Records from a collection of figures
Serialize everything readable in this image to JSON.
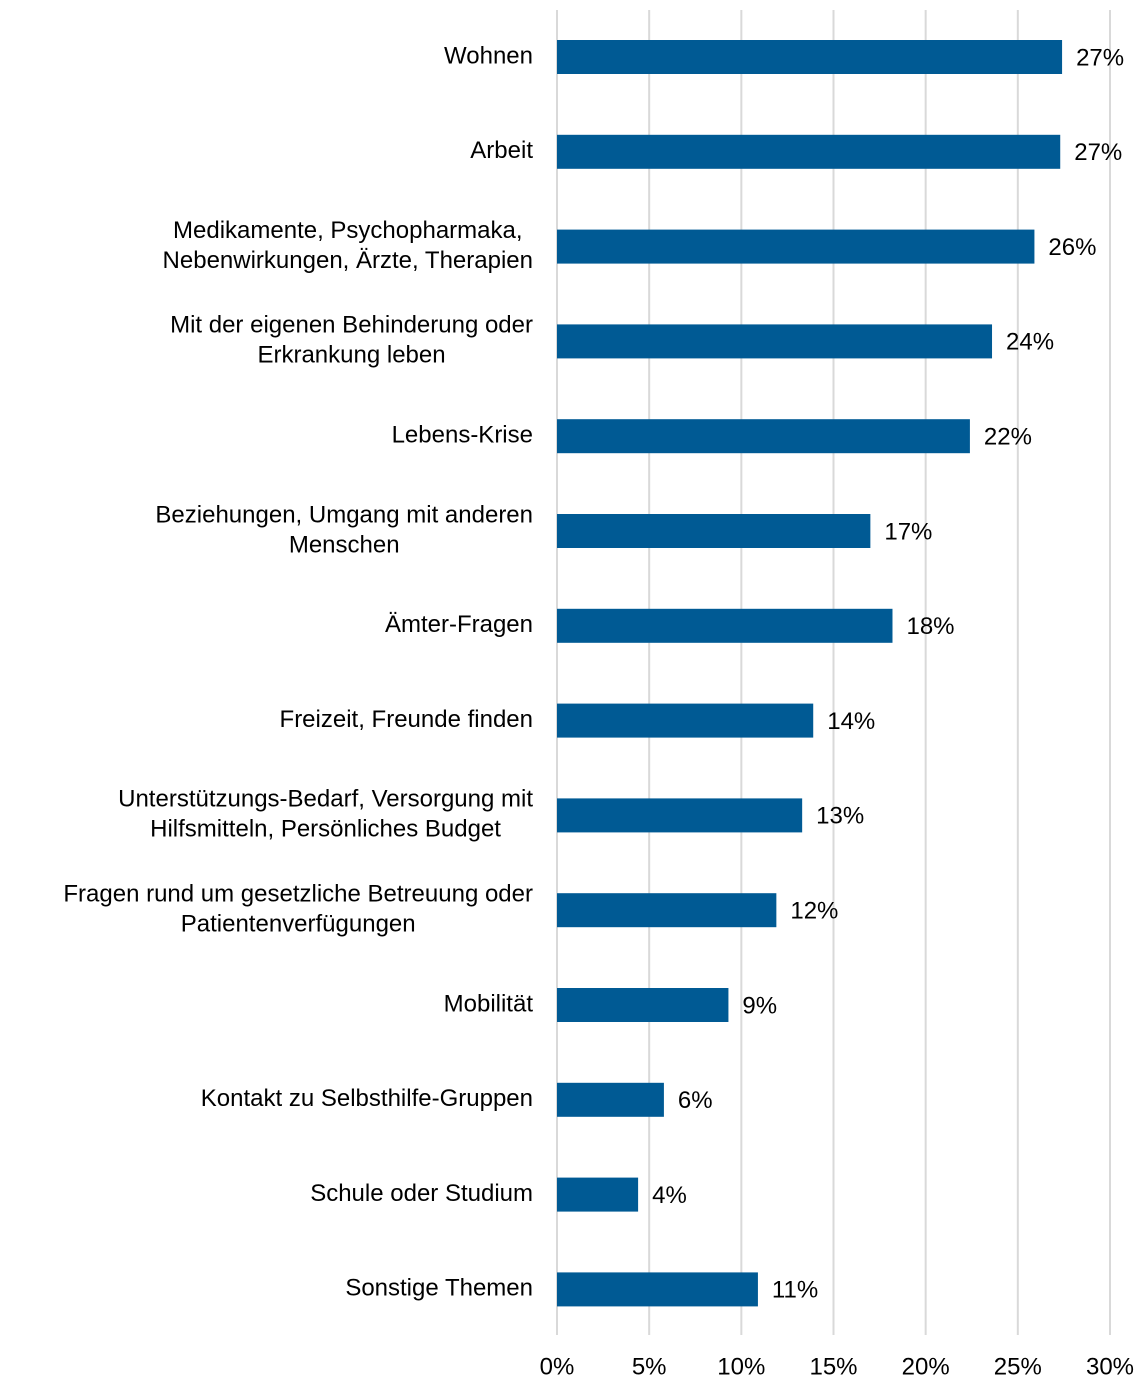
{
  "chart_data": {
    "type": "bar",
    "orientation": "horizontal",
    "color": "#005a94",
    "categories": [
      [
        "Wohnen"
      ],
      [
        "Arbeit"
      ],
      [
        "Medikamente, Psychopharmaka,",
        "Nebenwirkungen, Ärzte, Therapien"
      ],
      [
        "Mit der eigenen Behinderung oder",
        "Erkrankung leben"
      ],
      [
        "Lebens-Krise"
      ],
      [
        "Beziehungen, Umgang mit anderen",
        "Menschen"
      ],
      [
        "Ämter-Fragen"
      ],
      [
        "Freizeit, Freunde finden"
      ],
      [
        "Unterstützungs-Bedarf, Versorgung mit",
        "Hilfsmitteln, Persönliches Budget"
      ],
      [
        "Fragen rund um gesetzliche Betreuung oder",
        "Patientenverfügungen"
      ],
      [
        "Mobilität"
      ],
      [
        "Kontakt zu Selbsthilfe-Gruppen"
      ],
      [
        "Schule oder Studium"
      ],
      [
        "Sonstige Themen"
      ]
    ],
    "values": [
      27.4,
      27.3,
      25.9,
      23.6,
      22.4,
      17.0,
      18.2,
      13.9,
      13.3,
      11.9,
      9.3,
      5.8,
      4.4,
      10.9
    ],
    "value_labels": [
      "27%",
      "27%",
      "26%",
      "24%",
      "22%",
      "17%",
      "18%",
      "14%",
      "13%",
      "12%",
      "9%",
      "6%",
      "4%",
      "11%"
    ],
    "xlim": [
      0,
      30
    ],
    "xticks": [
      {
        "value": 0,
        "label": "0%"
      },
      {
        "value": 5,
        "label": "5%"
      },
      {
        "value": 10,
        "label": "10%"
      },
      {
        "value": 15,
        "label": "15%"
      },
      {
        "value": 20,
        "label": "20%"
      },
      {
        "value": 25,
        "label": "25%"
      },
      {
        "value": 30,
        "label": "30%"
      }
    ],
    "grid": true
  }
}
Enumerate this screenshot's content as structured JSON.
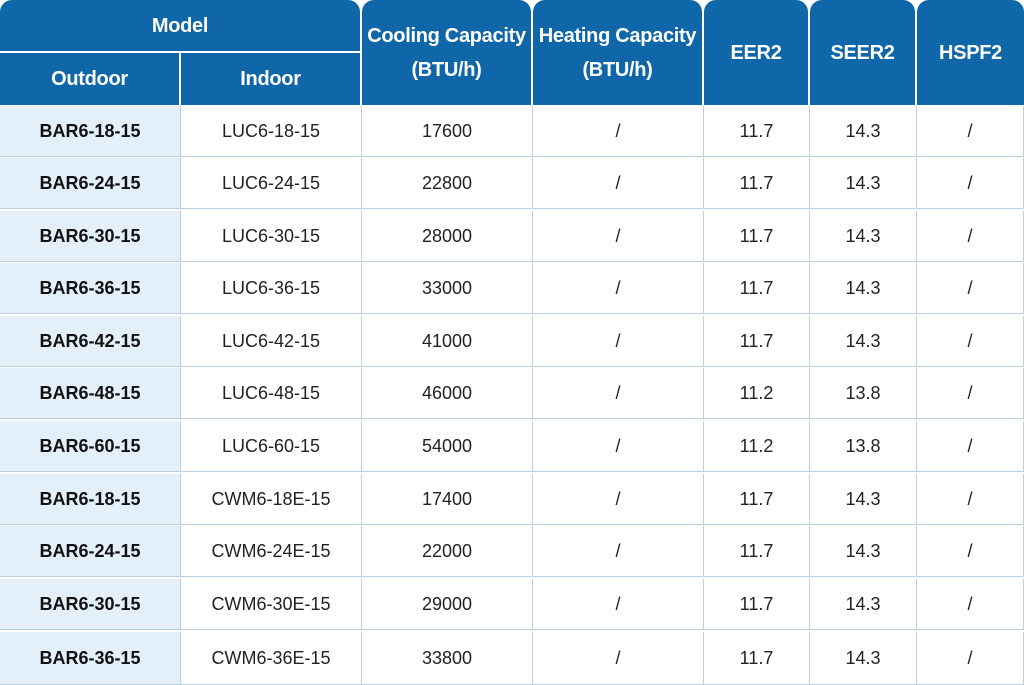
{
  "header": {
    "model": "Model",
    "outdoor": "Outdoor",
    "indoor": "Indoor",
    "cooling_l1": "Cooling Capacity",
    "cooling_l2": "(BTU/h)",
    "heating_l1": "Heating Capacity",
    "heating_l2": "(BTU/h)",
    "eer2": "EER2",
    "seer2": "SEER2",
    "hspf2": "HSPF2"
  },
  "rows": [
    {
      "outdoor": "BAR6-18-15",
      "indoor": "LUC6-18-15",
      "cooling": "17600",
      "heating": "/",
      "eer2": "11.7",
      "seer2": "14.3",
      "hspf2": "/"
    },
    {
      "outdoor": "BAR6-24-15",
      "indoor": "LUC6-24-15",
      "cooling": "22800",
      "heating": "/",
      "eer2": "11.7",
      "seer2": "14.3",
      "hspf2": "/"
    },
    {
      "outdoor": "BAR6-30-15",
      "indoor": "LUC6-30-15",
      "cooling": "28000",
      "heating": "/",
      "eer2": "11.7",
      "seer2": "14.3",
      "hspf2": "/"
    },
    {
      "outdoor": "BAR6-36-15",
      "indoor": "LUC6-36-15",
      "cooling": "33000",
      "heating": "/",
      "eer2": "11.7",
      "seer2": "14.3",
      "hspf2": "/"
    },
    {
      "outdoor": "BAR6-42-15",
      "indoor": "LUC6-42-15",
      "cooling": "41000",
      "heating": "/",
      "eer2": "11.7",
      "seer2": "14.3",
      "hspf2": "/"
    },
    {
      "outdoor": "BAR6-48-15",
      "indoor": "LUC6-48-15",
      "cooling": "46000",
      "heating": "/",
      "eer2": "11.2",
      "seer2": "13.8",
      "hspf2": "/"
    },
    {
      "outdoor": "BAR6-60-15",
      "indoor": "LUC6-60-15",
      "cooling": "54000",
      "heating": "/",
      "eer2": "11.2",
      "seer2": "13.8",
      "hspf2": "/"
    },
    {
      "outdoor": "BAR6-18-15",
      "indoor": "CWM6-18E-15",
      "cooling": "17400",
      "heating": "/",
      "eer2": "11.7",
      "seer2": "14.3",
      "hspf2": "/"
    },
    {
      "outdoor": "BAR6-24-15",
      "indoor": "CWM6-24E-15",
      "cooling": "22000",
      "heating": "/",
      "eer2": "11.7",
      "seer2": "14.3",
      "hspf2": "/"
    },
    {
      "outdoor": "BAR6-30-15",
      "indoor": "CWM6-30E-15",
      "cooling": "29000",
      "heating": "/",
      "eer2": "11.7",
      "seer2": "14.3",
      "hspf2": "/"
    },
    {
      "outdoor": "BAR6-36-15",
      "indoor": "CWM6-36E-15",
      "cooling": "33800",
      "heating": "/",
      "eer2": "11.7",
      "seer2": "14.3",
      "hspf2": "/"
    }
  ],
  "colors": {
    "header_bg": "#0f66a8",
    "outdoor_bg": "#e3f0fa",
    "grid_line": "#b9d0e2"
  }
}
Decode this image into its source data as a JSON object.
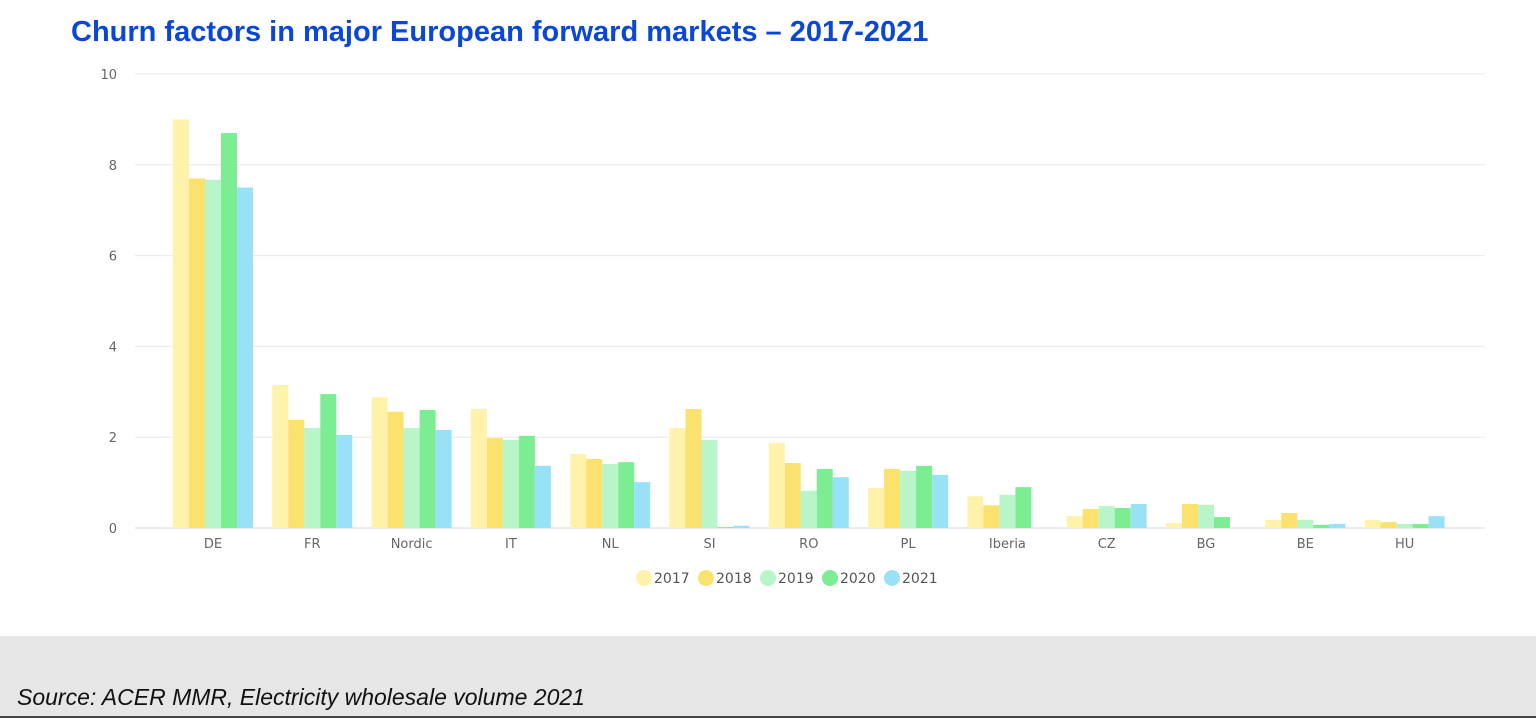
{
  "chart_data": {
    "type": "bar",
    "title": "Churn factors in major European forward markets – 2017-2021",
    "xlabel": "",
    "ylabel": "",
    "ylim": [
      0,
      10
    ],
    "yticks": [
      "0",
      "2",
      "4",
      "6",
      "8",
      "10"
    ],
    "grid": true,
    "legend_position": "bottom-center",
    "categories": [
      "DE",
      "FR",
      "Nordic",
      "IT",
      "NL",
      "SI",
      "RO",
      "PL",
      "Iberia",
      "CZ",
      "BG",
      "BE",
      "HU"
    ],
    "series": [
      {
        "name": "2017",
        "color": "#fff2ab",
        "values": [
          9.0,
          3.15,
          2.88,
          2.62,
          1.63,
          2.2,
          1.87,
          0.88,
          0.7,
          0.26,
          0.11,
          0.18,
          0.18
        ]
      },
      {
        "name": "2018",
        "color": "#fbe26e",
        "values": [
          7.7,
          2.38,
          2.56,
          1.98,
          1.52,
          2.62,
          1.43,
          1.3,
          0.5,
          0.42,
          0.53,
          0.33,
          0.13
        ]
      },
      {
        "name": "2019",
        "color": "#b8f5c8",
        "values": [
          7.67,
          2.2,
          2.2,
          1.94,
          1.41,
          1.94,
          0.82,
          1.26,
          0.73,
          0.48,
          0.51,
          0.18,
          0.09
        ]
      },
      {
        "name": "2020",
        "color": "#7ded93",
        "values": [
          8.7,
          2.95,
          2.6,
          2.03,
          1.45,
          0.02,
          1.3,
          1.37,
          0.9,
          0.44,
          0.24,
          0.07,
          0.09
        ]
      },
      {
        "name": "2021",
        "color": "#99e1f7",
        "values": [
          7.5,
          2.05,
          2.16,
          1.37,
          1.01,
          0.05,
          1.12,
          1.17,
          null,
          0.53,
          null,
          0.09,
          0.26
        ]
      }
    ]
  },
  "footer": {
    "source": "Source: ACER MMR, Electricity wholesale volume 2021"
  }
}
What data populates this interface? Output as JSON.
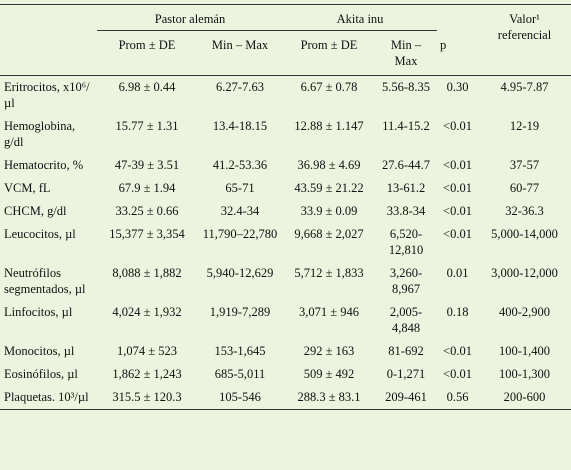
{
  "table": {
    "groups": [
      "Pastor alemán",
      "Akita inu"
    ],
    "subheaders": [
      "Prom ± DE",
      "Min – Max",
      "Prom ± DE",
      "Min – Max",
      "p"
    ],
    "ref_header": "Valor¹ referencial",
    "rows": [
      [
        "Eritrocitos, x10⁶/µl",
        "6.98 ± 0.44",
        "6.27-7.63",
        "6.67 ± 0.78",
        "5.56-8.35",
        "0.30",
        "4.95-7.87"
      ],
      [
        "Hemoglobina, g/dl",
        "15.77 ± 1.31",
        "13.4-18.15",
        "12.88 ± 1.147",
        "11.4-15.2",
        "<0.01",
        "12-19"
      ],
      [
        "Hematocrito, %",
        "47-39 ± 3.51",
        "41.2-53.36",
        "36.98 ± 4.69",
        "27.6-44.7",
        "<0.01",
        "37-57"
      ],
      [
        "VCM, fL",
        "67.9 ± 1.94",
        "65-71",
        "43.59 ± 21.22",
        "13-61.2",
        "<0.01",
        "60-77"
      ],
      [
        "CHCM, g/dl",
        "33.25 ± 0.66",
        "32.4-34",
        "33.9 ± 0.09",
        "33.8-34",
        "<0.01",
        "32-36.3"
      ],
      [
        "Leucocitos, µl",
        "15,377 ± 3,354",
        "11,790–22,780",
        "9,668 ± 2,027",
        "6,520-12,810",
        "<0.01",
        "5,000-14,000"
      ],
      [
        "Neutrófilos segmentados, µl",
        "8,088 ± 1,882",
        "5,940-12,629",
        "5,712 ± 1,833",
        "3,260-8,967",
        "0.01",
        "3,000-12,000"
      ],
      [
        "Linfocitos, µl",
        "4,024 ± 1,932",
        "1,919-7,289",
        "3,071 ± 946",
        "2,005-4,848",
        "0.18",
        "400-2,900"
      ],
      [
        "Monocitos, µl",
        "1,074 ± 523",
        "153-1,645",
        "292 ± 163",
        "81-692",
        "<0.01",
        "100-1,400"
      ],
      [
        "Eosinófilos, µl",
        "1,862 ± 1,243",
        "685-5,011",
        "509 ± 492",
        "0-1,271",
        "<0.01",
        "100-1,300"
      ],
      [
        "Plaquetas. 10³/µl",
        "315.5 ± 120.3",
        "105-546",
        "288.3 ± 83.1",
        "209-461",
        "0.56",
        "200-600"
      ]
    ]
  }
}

*Request*: Look through the data above. Find each line with the string "this" and copy it.

*Response to the exercise*:
Serialize everything readable in this image to JSON.
Enumerate this screenshot's content as structured JSON.
Decode this image into its source data as a JSON object.
What data populates this interface? Output as JSON.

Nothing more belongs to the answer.